> _Directions_
Write every record out again exactly as given.

Stored records
-- BEGIN --

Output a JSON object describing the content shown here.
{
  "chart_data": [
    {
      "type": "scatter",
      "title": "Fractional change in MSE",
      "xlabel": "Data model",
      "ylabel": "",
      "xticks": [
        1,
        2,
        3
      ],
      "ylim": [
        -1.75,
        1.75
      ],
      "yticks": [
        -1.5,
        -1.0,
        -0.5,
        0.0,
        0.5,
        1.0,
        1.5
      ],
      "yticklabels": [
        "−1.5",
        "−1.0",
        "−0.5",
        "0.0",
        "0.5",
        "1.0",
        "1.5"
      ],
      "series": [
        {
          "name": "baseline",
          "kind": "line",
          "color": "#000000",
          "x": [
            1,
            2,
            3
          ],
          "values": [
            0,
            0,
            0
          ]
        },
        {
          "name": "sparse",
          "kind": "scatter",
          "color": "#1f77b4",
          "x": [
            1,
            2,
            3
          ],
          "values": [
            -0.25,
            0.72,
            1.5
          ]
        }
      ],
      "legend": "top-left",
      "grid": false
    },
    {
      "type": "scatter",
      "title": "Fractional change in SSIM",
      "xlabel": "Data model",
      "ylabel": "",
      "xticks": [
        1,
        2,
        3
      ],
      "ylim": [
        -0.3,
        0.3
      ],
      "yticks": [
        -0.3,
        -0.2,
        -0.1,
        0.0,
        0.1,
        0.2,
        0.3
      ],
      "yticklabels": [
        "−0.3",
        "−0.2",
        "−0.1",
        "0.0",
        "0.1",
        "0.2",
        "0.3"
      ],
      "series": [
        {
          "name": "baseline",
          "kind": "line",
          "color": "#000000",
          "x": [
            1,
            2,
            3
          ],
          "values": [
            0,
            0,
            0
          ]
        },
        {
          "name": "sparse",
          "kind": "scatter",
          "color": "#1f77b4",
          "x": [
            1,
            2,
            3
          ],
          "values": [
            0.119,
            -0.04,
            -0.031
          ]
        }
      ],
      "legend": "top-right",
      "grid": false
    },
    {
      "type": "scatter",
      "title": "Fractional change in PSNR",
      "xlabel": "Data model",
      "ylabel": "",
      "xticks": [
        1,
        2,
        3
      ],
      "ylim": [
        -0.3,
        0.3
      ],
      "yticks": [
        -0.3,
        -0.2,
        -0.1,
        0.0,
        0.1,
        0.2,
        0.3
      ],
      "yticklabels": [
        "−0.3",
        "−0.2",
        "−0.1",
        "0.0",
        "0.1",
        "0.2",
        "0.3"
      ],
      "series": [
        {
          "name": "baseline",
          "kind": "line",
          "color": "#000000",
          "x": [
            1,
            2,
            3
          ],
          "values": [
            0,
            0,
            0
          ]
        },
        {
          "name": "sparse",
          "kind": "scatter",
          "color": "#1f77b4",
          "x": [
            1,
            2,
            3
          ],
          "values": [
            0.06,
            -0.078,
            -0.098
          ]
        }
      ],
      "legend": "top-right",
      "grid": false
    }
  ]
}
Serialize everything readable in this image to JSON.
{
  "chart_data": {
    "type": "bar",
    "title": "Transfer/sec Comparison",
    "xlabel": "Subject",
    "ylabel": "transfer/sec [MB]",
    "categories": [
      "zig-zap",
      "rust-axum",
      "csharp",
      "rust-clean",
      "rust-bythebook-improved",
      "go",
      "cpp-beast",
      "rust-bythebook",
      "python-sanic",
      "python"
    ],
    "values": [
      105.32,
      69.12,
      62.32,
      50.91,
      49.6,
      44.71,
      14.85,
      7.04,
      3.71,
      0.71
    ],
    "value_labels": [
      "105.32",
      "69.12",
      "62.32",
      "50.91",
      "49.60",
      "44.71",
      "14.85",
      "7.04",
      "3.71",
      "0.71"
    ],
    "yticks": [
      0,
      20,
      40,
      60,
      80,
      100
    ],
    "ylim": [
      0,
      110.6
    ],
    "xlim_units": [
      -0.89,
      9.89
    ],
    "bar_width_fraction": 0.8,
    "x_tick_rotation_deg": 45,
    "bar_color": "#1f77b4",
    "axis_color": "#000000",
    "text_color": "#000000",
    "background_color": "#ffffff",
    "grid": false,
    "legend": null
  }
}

-- END --

> _Output for this exercise_
Output a JSON object describing the content shown here.
{
  "chart_data": [
    {
      "type": "scatter",
      "title": "Fractional change in MSE",
      "xlabel": "Data model",
      "ylabel": "",
      "xticks": [
        1,
        2,
        3
      ],
      "ylim": [
        -1.75,
        1.75
      ],
      "yticks": [
        -1.5,
        -1.0,
        -0.5,
        0.0,
        0.5,
        1.0,
        1.5
      ],
      "yticklabels": [
        "−1.5",
        "−1.0",
        "−0.5",
        "0.0",
        "0.5",
        "1.0",
        "1.5"
      ],
      "series": [
        {
          "name": "baseline",
          "kind": "line",
          "color": "#000000",
          "x": [
            1,
            2,
            3
          ],
          "values": [
            0,
            0,
            0
          ]
        },
        {
          "name": "sparse",
          "kind": "scatter",
          "color": "#1f77b4",
          "x": [
            1,
            2,
            3
          ],
          "values": [
            -0.25,
            0.72,
            1.5
          ]
        }
      ],
      "legend": "top-left",
      "grid": false
    },
    {
      "type": "scatter",
      "title": "Fractional change in SSIM",
      "xlabel": "Data model",
      "ylabel": "",
      "xticks": [
        1,
        2,
        3
      ],
      "ylim": [
        -0.3,
        0.3
      ],
      "yticks": [
        -0.3,
        -0.2,
        -0.1,
        0.0,
        0.1,
        0.2,
        0.3
      ],
      "yticklabels": [
        "−0.3",
        "−0.2",
        "−0.1",
        "0.0",
        "0.1",
        "0.2",
        "0.3"
      ],
      "series": [
        {
          "name": "baseline",
          "kind": "line",
          "color": "#000000",
          "x": [
            1,
            2,
            3
          ],
          "values": [
            0,
            0,
            0
          ]
        },
        {
          "name": "sparse",
          "kind": "scatter",
          "color": "#1f77b4",
          "x": [
            1,
            2,
            3
          ],
          "values": [
            0.119,
            -0.04,
            -0.031
          ]
        }
      ],
      "legend": "top-right",
      "grid": false
    },
    {
      "type": "scatter",
      "title": "Fractional change in PSNR",
      "xlabel": "Data model",
      "ylabel": "",
      "xticks": [
        1,
        2,
        3
      ],
      "ylim": [
        -0.3,
        0.3
      ],
      "yticks": [
        -0.3,
        -0.2,
        -0.1,
        0.0,
        0.1,
        0.2,
        0.3
      ],
      "yticklabels": [
        "−0.3",
        "−0.2",
        "−0.1",
        "0.0",
        "0.1",
        "0.2",
        "0.3"
      ],
      "series": [
        {
          "name": "baseline",
          "kind": "line",
          "color": "#000000",
          "x": [
            1,
            2,
            3
          ],
          "values": [
            0,
            0,
            0
          ]
        },
        {
          "name": "sparse",
          "kind": "scatter",
          "color": "#1f77b4",
          "x": [
            1,
            2,
            3
          ],
          "values": [
            0.06,
            -0.078,
            -0.098
          ]
        }
      ],
      "legend": "top-right",
      "grid": false
    }
  ]
}
Serialize everything readable in this image to JSON.
{
  "chart_data": {
    "type": "bar",
    "title": "Transfer/sec Comparison",
    "xlabel": "Subject",
    "ylabel": "transfer/sec [MB]",
    "categories": [
      "zig-zap",
      "rust-axum",
      "csharp",
      "rust-clean",
      "rust-bythebook-improved",
      "go",
      "cpp-beast",
      "rust-bythebook",
      "python-sanic",
      "python"
    ],
    "values": [
      105.32,
      69.12,
      62.32,
      50.91,
      49.6,
      44.71,
      14.85,
      7.04,
      3.71,
      0.71
    ],
    "value_labels": [
      "105.32",
      "69.12",
      "62.32",
      "50.91",
      "49.60",
      "44.71",
      "14.85",
      "7.04",
      "3.71",
      "0.71"
    ],
    "yticks": [
      0,
      20,
      40,
      60,
      80,
      100
    ],
    "ylim": [
      0,
      110.6
    ],
    "xlim_units": [
      -0.89,
      9.89
    ],
    "bar_width_fraction": 0.8,
    "x_tick_rotation_deg": 45,
    "bar_color": "#1f77b4",
    "axis_color": "#000000",
    "text_color": "#000000",
    "background_color": "#ffffff",
    "grid": false,
    "legend": null
  }
}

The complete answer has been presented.